EXERCISE » In the records, find every line with the word "Patients" and copy it out.

(Source records)

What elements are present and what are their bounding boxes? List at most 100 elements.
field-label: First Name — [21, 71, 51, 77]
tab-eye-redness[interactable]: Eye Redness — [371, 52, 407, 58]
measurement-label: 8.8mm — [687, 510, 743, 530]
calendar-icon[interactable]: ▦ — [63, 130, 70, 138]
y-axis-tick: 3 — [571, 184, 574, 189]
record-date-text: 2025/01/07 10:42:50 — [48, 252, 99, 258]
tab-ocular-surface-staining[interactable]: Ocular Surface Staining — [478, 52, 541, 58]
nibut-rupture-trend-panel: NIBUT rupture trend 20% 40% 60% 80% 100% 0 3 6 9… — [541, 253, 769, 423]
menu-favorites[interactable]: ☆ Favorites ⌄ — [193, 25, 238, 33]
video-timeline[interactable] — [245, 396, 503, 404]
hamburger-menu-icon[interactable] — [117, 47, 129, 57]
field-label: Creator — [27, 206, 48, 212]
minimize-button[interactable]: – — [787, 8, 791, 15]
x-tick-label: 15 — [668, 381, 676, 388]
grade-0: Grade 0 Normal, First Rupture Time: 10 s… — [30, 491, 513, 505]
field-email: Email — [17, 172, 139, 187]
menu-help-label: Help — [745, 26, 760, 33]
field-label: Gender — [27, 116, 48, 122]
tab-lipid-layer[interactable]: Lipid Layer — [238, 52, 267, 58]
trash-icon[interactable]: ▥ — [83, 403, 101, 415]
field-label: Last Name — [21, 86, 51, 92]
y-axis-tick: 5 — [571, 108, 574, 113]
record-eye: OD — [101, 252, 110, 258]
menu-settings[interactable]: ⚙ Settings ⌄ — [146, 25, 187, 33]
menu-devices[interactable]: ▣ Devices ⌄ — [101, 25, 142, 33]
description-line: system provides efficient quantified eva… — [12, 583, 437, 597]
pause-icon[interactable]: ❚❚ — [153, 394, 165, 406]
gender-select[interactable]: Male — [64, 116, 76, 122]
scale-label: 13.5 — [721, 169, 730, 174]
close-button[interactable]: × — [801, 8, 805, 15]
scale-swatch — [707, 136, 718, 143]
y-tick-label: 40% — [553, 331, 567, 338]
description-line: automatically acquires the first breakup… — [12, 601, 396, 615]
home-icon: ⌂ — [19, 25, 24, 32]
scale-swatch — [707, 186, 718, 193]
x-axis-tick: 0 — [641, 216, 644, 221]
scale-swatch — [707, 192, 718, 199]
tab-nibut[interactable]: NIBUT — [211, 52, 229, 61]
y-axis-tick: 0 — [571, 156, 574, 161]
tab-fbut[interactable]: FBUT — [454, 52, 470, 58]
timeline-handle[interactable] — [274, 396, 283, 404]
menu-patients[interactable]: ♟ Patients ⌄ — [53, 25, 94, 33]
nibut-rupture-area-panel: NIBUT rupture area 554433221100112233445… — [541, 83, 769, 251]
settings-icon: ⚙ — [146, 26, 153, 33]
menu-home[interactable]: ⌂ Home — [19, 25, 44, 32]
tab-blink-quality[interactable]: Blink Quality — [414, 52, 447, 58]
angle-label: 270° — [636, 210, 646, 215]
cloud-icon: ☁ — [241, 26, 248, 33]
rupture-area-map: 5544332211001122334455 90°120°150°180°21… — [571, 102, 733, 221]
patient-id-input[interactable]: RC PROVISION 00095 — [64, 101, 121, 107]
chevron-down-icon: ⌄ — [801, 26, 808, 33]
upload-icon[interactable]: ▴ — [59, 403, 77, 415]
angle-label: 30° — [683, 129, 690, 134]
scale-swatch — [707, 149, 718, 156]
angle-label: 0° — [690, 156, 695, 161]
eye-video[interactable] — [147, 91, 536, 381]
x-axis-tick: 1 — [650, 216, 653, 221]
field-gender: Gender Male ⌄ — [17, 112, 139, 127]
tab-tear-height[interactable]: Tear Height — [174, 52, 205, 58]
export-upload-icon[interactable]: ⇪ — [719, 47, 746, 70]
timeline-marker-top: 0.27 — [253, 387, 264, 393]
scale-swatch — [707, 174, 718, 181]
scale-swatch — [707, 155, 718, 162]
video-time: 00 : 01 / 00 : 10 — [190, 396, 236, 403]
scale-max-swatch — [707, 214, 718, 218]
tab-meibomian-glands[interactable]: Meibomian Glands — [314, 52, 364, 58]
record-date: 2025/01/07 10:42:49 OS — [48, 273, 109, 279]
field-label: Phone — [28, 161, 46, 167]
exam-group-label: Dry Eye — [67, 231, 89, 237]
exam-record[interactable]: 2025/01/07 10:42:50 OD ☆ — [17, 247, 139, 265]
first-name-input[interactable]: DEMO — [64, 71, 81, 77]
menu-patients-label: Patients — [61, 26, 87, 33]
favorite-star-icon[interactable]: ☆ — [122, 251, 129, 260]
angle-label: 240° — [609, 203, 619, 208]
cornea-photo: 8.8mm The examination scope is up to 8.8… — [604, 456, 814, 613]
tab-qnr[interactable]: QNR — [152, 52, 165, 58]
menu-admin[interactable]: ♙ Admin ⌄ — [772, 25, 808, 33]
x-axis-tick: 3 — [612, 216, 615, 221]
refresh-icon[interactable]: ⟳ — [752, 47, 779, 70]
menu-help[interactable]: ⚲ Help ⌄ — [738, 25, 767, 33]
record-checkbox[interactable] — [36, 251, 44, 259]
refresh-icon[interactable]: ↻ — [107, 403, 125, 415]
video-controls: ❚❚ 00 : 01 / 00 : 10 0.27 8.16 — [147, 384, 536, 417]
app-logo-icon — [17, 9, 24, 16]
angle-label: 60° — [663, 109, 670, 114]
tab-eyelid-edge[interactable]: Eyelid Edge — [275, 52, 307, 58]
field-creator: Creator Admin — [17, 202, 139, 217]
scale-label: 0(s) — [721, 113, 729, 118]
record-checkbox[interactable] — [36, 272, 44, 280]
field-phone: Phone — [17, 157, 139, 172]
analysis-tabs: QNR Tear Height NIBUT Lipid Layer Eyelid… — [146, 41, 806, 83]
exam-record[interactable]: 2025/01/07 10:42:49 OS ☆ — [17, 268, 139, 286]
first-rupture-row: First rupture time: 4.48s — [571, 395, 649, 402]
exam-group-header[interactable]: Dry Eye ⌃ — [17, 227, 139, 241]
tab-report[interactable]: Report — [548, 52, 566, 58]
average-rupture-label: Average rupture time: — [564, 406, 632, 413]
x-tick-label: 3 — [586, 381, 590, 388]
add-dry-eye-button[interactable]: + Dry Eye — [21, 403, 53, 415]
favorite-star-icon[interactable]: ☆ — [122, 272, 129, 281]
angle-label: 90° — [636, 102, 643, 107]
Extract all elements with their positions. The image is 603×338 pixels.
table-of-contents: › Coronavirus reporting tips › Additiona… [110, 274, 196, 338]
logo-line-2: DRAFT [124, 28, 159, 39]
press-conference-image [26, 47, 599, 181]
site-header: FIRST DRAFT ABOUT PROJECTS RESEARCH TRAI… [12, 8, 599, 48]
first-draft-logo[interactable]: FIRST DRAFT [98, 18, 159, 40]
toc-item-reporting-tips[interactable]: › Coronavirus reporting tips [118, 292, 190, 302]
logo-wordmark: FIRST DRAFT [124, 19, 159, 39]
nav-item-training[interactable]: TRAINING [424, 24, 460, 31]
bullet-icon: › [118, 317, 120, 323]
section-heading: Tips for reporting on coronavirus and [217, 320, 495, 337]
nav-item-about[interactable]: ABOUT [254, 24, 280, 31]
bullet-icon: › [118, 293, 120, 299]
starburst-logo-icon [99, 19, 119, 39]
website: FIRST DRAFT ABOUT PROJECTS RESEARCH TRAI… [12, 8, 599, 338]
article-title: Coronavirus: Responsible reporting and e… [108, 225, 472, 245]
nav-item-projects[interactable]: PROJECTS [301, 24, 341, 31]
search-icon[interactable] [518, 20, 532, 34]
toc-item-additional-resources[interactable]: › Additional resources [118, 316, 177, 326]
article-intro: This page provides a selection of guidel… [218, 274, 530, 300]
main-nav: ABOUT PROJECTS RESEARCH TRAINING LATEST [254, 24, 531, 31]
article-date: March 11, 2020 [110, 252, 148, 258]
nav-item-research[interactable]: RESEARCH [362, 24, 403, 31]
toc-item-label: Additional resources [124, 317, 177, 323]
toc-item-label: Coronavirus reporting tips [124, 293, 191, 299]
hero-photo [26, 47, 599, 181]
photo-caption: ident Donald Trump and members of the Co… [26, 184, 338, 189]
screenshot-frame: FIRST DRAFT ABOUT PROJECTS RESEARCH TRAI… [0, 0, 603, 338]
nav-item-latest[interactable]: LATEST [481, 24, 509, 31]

TASK ANSWER »
menu-patients[interactable]: ♟ Patients ⌄ — [53, 25, 94, 33]
menu-patients-label: Patients — [61, 26, 87, 33]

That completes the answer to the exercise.